Prompt
Scan the entries below and extract each line with the word "screenshot" in it.

Information provided
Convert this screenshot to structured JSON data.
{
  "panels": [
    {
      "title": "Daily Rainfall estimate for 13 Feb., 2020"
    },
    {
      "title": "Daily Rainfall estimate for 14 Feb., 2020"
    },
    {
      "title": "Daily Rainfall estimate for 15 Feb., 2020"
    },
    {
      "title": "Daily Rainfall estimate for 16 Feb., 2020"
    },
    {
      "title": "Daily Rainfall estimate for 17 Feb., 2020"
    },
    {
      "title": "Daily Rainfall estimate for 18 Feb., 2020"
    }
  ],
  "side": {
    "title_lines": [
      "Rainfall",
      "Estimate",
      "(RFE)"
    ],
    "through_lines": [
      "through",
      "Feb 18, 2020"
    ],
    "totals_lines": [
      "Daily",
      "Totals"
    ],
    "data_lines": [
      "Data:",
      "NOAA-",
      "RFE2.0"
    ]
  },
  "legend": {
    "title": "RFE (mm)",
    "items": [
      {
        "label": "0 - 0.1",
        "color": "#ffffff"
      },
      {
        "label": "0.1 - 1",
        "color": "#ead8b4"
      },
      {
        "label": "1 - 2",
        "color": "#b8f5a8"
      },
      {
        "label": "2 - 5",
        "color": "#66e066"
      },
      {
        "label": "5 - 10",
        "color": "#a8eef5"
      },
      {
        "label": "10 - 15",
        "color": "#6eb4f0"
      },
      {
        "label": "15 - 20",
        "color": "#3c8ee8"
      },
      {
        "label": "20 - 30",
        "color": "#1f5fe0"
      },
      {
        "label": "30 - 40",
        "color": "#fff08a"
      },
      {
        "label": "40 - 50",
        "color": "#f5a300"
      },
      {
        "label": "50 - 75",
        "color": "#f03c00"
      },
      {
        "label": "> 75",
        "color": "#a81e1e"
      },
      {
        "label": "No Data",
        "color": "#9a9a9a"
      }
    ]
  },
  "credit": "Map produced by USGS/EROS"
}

--

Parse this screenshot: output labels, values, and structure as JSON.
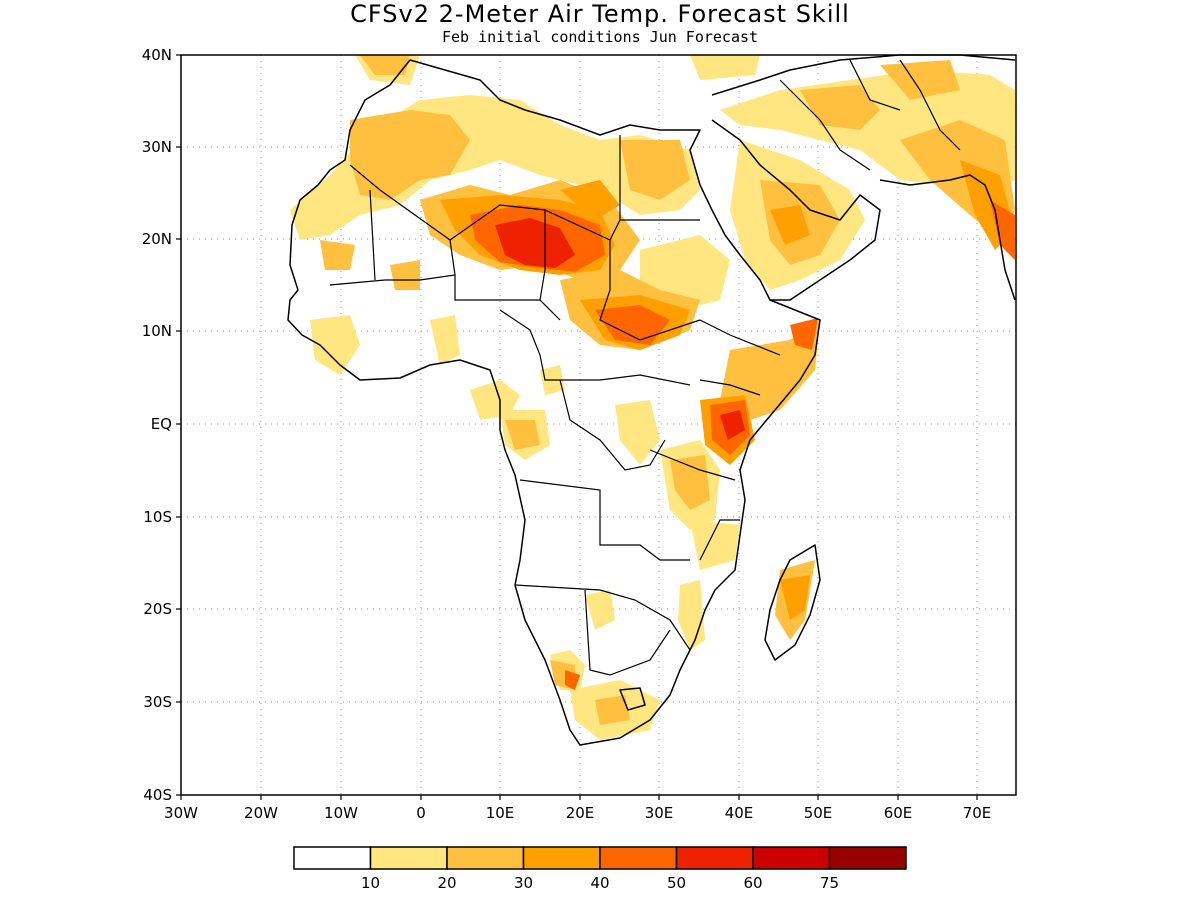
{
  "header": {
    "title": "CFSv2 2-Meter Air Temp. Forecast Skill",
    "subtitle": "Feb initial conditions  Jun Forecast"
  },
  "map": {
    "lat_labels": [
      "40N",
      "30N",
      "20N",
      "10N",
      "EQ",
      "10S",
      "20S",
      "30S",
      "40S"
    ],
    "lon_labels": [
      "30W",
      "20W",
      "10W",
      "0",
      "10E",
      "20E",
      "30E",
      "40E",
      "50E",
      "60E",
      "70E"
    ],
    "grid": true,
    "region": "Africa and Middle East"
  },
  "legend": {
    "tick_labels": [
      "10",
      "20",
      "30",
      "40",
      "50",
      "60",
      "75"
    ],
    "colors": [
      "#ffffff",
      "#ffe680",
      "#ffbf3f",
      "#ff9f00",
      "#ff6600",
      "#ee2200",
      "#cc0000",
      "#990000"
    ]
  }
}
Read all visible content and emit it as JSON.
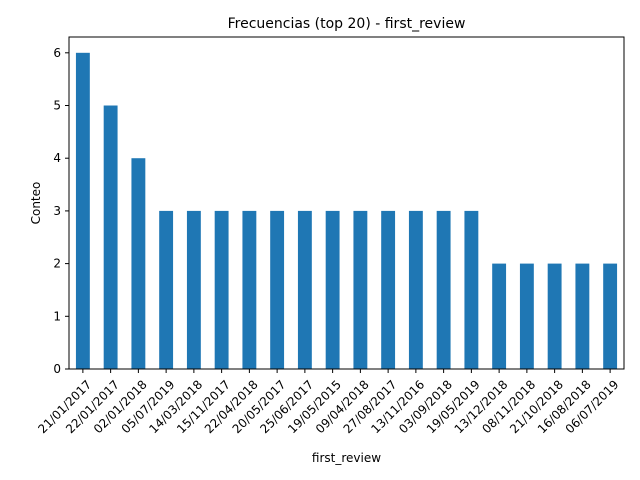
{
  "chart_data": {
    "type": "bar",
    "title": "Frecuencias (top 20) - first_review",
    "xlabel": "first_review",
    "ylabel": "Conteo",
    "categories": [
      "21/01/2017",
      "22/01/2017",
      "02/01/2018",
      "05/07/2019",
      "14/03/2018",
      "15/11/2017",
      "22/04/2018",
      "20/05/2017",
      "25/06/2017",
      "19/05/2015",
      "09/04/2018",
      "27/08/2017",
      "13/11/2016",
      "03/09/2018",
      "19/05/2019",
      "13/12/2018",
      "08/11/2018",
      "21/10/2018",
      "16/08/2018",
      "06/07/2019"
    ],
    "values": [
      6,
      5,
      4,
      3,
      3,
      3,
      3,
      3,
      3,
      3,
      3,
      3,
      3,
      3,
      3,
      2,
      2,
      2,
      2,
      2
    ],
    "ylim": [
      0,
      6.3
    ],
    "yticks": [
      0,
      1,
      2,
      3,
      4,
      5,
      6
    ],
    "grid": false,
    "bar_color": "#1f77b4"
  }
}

Result for this exercise
Convert this screenshot to structured JSON data.
Parse this screenshot: output labels, values, and structure as JSON.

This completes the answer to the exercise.